◆ **Objective**
From the listing below, pull out every line where the string "Infotainment" appears.

○ ○ ○ ○ ○

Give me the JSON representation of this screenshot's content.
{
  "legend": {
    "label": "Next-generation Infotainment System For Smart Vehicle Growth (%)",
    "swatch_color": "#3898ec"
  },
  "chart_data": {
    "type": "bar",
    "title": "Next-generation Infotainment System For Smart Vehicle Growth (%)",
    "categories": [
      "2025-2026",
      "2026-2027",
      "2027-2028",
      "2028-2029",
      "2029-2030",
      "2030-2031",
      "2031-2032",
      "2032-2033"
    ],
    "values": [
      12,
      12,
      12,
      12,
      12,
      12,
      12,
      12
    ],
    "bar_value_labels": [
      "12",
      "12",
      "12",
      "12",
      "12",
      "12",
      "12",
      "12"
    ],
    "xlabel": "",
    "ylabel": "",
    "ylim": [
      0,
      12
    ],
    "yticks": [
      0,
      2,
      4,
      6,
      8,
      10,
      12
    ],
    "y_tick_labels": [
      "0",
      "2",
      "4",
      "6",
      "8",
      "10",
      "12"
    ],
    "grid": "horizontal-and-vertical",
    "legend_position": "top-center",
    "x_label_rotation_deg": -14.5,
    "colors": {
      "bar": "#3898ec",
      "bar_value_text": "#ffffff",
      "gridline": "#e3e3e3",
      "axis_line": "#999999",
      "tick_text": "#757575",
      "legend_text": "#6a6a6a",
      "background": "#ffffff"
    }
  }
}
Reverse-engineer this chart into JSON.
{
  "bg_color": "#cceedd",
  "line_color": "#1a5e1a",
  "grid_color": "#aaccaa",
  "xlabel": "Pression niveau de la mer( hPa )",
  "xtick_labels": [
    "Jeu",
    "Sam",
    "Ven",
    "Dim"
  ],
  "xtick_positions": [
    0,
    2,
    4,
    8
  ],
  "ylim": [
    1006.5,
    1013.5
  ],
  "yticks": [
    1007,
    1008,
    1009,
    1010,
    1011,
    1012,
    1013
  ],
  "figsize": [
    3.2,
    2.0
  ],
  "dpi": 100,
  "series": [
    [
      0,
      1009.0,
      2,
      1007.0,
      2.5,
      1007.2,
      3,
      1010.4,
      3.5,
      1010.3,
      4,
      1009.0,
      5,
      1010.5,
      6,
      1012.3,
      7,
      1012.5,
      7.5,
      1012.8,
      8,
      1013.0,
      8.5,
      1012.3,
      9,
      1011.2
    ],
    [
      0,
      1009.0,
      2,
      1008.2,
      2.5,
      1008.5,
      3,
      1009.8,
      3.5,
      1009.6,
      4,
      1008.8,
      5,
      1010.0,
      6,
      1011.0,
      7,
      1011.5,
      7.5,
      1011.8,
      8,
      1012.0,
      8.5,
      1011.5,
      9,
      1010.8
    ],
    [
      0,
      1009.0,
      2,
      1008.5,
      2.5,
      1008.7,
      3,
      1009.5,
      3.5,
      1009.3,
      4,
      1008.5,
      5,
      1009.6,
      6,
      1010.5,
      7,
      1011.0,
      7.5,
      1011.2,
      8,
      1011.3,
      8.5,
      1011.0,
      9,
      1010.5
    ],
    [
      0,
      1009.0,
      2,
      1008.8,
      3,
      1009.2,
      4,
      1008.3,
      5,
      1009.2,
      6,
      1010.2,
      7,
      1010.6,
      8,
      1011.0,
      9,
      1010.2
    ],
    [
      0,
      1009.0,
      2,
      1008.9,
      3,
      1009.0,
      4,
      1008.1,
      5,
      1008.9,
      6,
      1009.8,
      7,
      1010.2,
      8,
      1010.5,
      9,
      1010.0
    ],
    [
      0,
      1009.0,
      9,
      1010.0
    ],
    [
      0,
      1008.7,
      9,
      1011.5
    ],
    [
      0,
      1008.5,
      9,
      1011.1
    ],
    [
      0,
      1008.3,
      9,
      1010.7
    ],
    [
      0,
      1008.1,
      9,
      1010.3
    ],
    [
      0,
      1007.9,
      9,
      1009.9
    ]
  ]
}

○ ○ ○ ○ ○

◆ **Written response**
    "label": "Next-generation Infotainment System For Smart Vehicle Growth (%)",
    "title": "Next-generation Infotainment System For Smart Vehicle Growth (%)",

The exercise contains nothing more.